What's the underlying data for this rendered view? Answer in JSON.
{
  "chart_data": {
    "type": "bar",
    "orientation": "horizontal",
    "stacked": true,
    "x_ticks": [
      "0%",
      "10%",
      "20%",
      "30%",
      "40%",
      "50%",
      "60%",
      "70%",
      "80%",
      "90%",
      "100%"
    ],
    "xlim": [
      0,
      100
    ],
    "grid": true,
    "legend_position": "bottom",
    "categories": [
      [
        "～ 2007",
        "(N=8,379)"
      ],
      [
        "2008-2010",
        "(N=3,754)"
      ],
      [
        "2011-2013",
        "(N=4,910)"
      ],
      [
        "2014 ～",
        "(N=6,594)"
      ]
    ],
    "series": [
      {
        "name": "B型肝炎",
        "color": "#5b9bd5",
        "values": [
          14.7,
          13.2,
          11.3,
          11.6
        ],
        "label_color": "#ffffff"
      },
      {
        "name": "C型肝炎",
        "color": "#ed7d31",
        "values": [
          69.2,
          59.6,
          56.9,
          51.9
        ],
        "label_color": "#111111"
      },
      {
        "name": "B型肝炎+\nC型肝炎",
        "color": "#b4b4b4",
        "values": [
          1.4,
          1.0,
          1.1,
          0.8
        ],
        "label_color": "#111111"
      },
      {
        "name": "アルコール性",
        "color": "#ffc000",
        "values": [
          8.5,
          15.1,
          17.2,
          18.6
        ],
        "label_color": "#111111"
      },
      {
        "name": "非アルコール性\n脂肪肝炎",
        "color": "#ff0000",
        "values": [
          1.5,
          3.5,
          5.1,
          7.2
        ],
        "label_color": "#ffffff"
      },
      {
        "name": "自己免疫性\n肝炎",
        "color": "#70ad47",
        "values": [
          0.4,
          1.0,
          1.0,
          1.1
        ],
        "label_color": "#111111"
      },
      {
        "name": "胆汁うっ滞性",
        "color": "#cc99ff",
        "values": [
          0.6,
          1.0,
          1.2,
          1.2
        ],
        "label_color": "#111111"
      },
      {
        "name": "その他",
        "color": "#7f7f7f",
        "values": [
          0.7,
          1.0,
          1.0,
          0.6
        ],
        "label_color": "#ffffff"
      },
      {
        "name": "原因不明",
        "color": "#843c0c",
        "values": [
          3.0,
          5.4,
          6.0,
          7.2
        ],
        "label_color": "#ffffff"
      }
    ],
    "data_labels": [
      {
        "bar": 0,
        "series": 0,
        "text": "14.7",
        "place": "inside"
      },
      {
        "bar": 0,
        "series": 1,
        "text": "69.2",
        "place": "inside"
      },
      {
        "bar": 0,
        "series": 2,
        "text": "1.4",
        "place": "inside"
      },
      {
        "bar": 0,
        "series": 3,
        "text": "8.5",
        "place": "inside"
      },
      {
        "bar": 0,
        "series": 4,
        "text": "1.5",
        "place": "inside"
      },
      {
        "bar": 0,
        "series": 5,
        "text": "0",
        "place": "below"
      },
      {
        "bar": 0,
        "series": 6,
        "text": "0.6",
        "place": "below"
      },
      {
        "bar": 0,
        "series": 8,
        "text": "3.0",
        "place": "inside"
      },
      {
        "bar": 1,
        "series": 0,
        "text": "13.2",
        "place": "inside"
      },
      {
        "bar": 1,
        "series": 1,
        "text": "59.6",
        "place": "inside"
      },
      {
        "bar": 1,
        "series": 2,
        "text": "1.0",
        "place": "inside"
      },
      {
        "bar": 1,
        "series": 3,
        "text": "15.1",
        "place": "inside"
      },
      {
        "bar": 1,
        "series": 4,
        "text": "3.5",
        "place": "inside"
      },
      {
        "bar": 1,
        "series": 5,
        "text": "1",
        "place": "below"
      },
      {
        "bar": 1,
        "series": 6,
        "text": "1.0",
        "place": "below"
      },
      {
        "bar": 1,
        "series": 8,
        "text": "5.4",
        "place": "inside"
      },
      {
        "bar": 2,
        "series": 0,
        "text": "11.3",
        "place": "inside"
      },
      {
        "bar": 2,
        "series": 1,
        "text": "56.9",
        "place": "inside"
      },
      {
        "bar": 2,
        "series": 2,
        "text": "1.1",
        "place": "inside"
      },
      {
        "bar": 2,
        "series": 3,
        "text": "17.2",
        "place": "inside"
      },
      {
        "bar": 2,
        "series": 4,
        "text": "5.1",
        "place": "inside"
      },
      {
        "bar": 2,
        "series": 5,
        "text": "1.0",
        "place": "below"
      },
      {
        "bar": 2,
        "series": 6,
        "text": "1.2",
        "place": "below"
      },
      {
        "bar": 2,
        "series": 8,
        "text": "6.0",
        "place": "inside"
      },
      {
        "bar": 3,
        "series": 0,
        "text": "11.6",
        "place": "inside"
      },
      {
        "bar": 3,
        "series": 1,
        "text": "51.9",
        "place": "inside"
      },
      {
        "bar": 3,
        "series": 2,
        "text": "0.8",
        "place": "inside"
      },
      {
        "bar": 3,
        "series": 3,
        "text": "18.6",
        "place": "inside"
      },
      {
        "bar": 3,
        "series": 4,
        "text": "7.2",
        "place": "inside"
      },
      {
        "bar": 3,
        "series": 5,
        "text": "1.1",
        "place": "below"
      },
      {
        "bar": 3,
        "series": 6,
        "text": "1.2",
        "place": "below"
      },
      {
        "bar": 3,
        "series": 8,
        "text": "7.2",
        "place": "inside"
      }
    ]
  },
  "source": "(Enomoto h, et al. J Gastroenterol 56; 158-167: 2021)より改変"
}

Given instruction => Scan the listing above for the word "name" and copy every line that holds it.

Solution =>
        "name": "B型肝炎",
        "name": "C型肝炎",
        "name": "B型肝炎+\nC型肝炎",
        "name": "アルコール性",
        "name": "非アルコール性\n脂肪肝炎",
        "name": "自己免疫性\n肝炎",
        "name": "胆汁うっ滞性",
        "name": "その他",
        "name": "原因不明",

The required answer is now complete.